Leaving out all images, write out the records that follow exactly.

· · ·

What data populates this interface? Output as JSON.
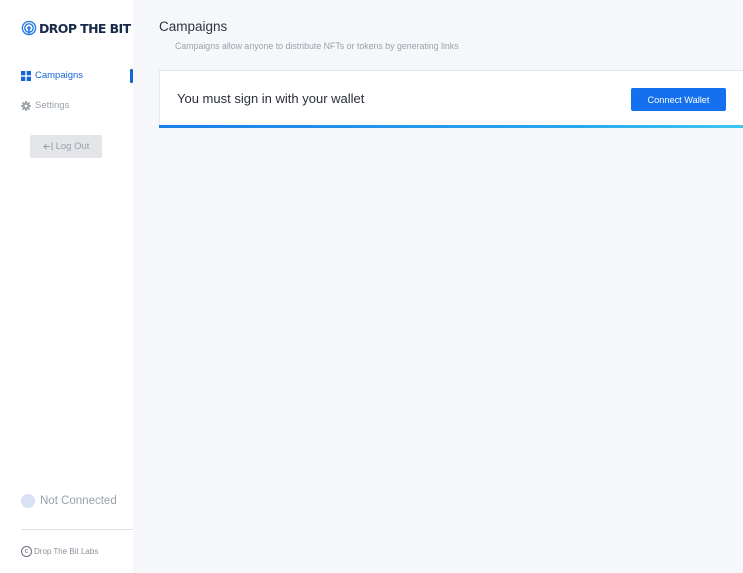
{
  "sidebar": {
    "logo_text": "DROP THE BIT",
    "items": [
      {
        "label": "Campaigns",
        "icon": "grid-icon",
        "active": true
      },
      {
        "label": "Settings",
        "icon": "gear-icon",
        "active": false
      }
    ],
    "logout_label": "Log Out",
    "status_text": "Not Connected",
    "footer_text": "Drop The Bit Labs"
  },
  "main": {
    "title": "Campaigns",
    "subtitle": "Campaigns allow anyone to distribute NFTs or tokens by generating links",
    "card": {
      "message": "You must sign in with your wallet",
      "button_label": "Connect Wallet"
    }
  },
  "colors": {
    "accent": "#1570ef",
    "active_nav": "#1565d8",
    "muted_text": "#9aa1ab",
    "background": "#f6f7fa"
  }
}
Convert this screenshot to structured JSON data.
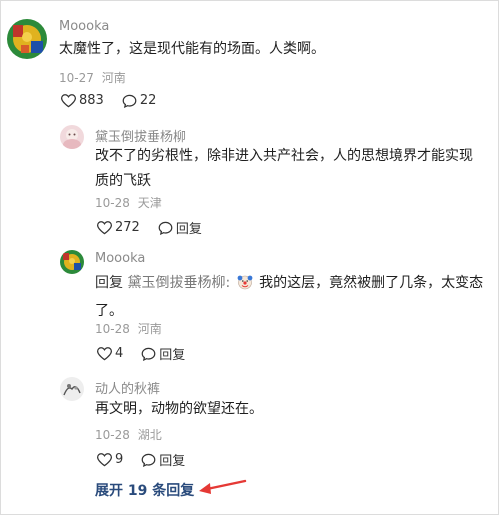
{
  "comments": [
    {
      "username": "Moooka",
      "content": "太魔性了，这是现代能有的场面。人类啊。",
      "date": "10-27",
      "location": "河南",
      "likes": "883",
      "replies": "22"
    }
  ],
  "replies": [
    {
      "username": "黛玉倒拔垂杨柳",
      "content_line1": "改不了的劣根性，除非进入共产社会，人的思想境界才能实现",
      "content_line2": "质的飞跃",
      "date": "10-28",
      "location": "天津",
      "likes": "272",
      "reply_label": "回复"
    },
    {
      "username": "Moooka",
      "reply_prefix": "回复",
      "reply_target": "黛玉倒拔垂杨柳:",
      "content_line1": "我的这层，竟然被删了几条，太变态",
      "content_line2": "了。",
      "date": "10-28",
      "location": "河南",
      "likes": "4",
      "reply_label": "回复"
    },
    {
      "username": "动人的秋裤",
      "content_line1": "再文明，动物的欲望还在。",
      "date": "10-28",
      "location": "湖北",
      "likes": "9",
      "reply_label": "回复"
    }
  ],
  "expand_label": "展开 19 条回复",
  "icons": {
    "like": "heart-outline-icon",
    "comment": "speech-bubble-icon",
    "emoji": "clown-face-icon",
    "annotation": "red-arrow"
  },
  "colors": {
    "expand_link": "#2a4b7c",
    "annotation_arrow": "#e53935"
  }
}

· · ·

## Exercise solution
What data populates this interface? Output as JSON.
{
  "sidebar": {
    "logo_text": "DROP THE BIT",
    "items": [
      {
        "label": "Campaigns",
        "icon": "grid-icon",
        "active": true
      },
      {
        "label": "Settings",
        "icon": "gear-icon",
        "active": false
      }
    ],
    "logout_label": "Log Out",
    "status_text": "Not Connected",
    "footer_text": "Drop The Bit Labs"
  },
  "main": {
    "title": "Campaigns",
    "subtitle": "Campaigns allow anyone to distribute NFTs or tokens by generating links",
    "card": {
      "message": "You must sign in with your wallet",
      "button_label": "Connect Wallet"
    }
  },
  "colors": {
    "accent": "#1570ef",
    "active_nav": "#1565d8",
    "muted_text": "#9aa1ab",
    "background": "#f6f7fa"
  }
}
Convert this screenshot to structured JSON data.
{
  "comments": [
    {
      "username": "Moooka",
      "content": "太魔性了，这是现代能有的场面。人类啊。",
      "date": "10-27",
      "location": "河南",
      "likes": "883",
      "replies": "22"
    }
  ],
  "replies": [
    {
      "username": "黛玉倒拔垂杨柳",
      "content_line1": "改不了的劣根性，除非进入共产社会，人的思想境界才能实现",
      "content_line2": "质的飞跃",
      "date": "10-28",
      "location": "天津",
      "likes": "272",
      "reply_label": "回复"
    },
    {
      "username": "Moooka",
      "reply_prefix": "回复",
      "reply_target": "黛玉倒拔垂杨柳:",
      "content_line1": "我的这层，竟然被删了几条，太变态",
      "content_line2": "了。",
      "date": "10-28",
      "location": "河南",
      "likes": "4",
      "reply_label": "回复"
    },
    {
      "username": "动人的秋裤",
      "content_line1": "再文明，动物的欲望还在。",
      "date": "10-28",
      "location": "湖北",
      "likes": "9",
      "reply_label": "回复"
    }
  ],
  "expand_label": "展开 19 条回复",
  "icons": {
    "like": "heart-outline-icon",
    "comment": "speech-bubble-icon",
    "emoji": "clown-face-icon",
    "annotation": "red-arrow"
  },
  "colors": {
    "expand_link": "#2a4b7c",
    "annotation_arrow": "#e53935"
  }
}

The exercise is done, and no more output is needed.